**** SOURCE PASSAGE
A list of glob-based paths that should be crawled and fetched. All patterns supported by Golang Glob are also supported here. For example, to fetch all files from a predefined level of subdirectories, the following pattern can be used: /var/log/*/*.log. This fetches all .log files from the subfolders of /var/log. It does not fetch log files from the /var/log folder itself. Currently it is not possible to recursively fetch all files in all subdirectories of a directory.

Filebeat starts a harvester for each file that it finds under the specified paths. You can specify one path per line. Each line begins with a dash (-).


The file encoding to use for reading files that contain international characters. See the encoding names recommended by the W3C for use in HTML5.

Here are some sample encodings from W3C recommendation:

  • plain, latin1, utf-8, utf-16be-bom, utf-16be, utf-16le, big5, gb18030, gbk, hz-gb-2312,
  • euc-kr, euc-jp, iso-2022-jp, shift-jis, and so on

The plain encoding is special, because it does not validate or transform any input.


A list of regular expressions to match the lines that you want Filebeat to exclude. Filebeat drops any lines that match a regular expression in the list. By default, no lines are dropped.

If multiline is also specified, each multiline message is combined into a single line before the lines are filtered by exclude_lines.

The following example configures Filebeat to drop any lines that start with "DBG".

- paths:
    - /var/log/myapp/*.log
  exclude_lines: ['^DBG']

See Regular Expression Support for a list of supported regexp patterns.


A list of regular expressions to match the lines that you want Filebeat to include. Filebeat exports only the lines that match a regular expression in the list. By default, all lines are exported.

If multiline is also specified, each multiline message is combined into a single line before the lines are filtered by include_lines.

The following example configures Filebeat to export any lines that start with "ERR" or "WARN":

- paths:
    - /var/log/myapp/*.log
  include_lines: ['^ERR', '^WARN']

If both include_lines and exclude_lines are defined, Filebeat executes include_lines first and then executes exclude_lines. The order in which the two options are defined doesn’t matter. The include_lines option will always be executed before the exclude_lines option, even if exclude_lines appears before include_lines in the config file.

The following example exports all Apache log lines except the debugging messages (DBGs):

 include_lines: ['apache']
 exclude_lines: ['^DBG']

See Regular Expression Support for a list of supported regexp patterns.


A list of regular expressions to match the files that you want Filebeat to ignore. By default no files are excluded.
********
**** DATASET EXTRACT
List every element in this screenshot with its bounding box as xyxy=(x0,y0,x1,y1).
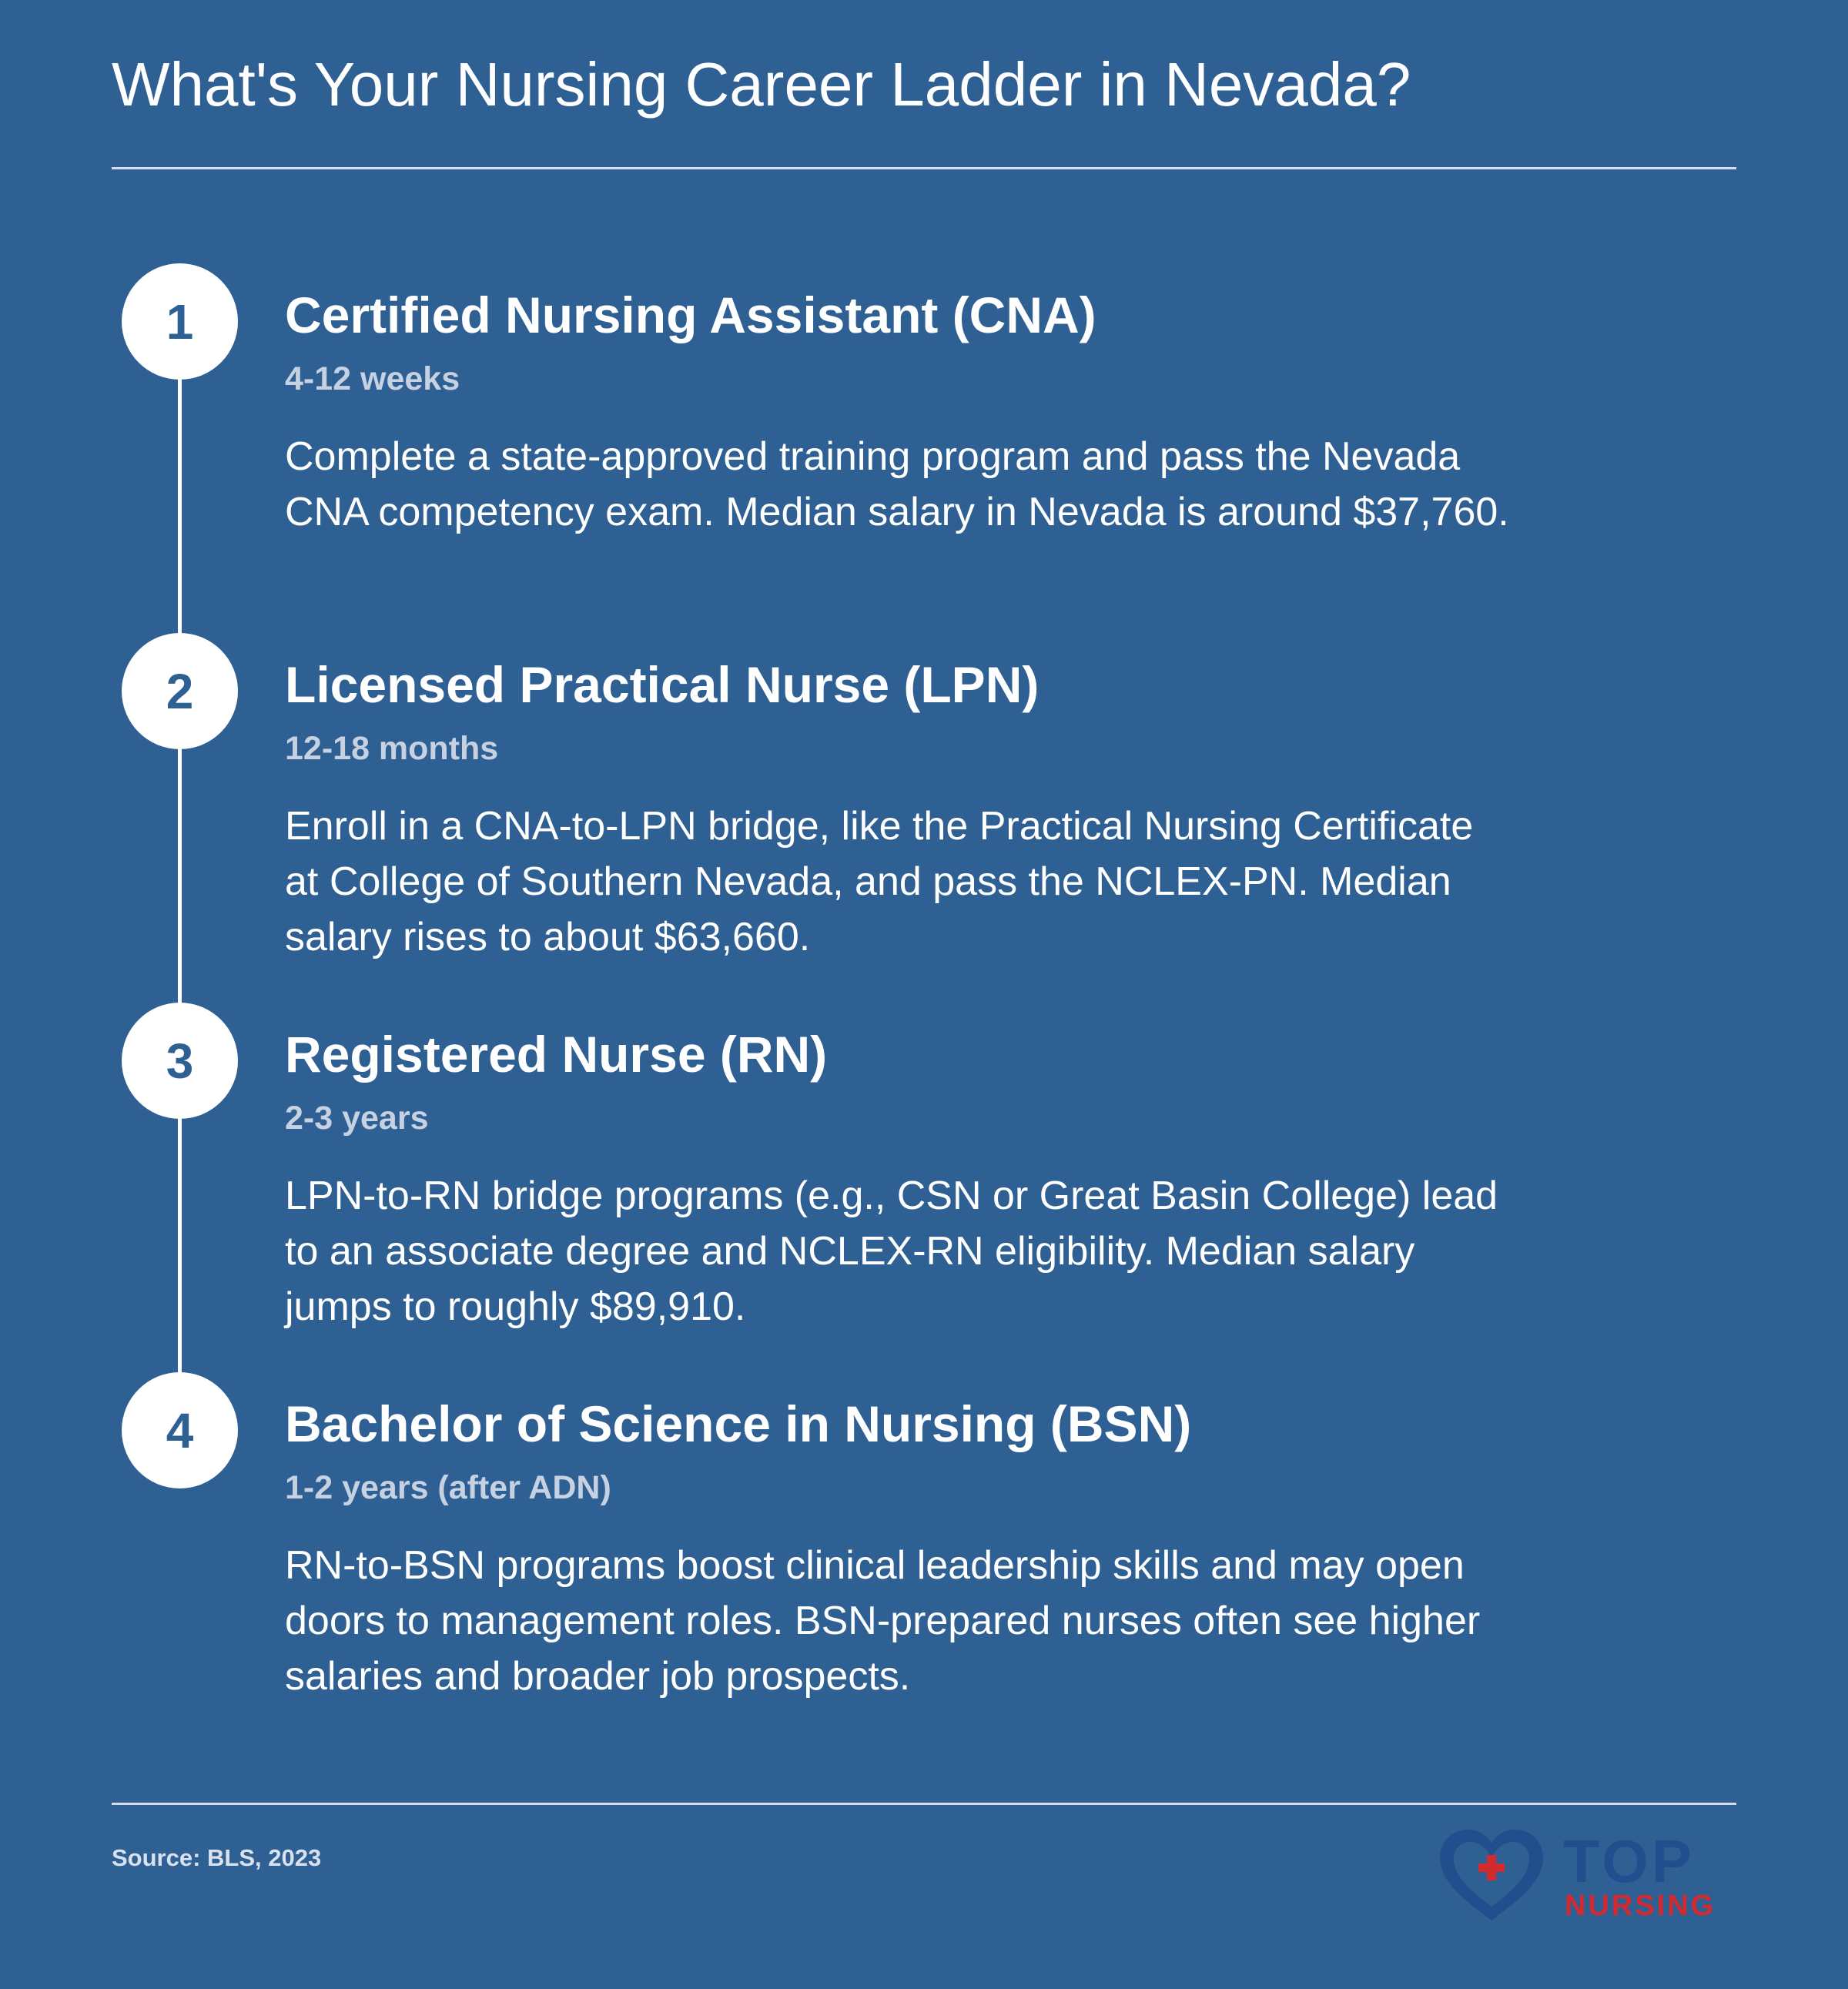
********
*TASK INSTRUCTIONS*:
• a. Print the part of the Filebeat configuration text that opens with the words containing "Here are some" and closes with "lines are dropped.".
• b. Answer these questions from the Filebeat configuration text:
(i) Which files does the pattern /var/log/*/*.log fetch?
(ii) When both include_lines and exclude_lines are defined, which one does Filebeat execute first?
(iii) Which encoding does not validate or transform any input?
• c. Resume the Filebeat configuration text from its final sentence and keep writing.

*SOLVED TASKS*:
• a.
Here are some sample encodings from W3C recommendation:

  • plain, latin1, utf-8, utf-16be-bom, utf-16be, utf-16le, big5, gb18030, gbk, hz-gb-2312,
  • euc-kr, euc-jp, iso-2022-jp, shift-jis, and so on

The plain encoding is special, because it does not validate or transform any input.


A list of regular expressions to match the lines that you want Filebeat to exclude. Filebeat drops any lines that match a regular expression in the list. By default, no lines are dropped.

• b.
(i) All .log files from the subfolders of /var/log, but not log files in the /var/log folder itself.
(ii) include_lines.
(iii) The plain encoding.

• c.
The following example configures Filebeat to ignore all the files that have a gz extension:

  exclude_files: ['\.gz$']

See Regular Expression Support for a list of supported regexp patterns.


A list of tags that the Beat includes in the tags field of each published event. Tags make it easy to select specific events in Kibana or apply conditional filtering in Logstash. These tags will be appended to the list of tags specified in the general configuration.


- paths: ["/var/log/app/*.json"]
  tags: ["json"]


Optional fields that you can specify to add additional information to the output. For example, you might add fields that you can use for filtering log data. Fields can be scalar values, arrays, dictionaries, or any nested combination of these. By default, the fields that you specify here will be grouped under a fields sub-dictionary in the output document. To store the custom fields as top-level fields, set the fields_under_root option to true. If a duplicate field is declared in the general configuration, then its value will be overwritten by the value declared here.

- paths: ["/var/log/app/*.log"]
    app_id: query_engine_12


If this option is set to true, the custom fields are stored as top-level fields in the output document instead of being grouped under a fields sub-dictionary. If the custom field names conflict with other field names added by Filebeat, then the custom fields overwrite the other fields.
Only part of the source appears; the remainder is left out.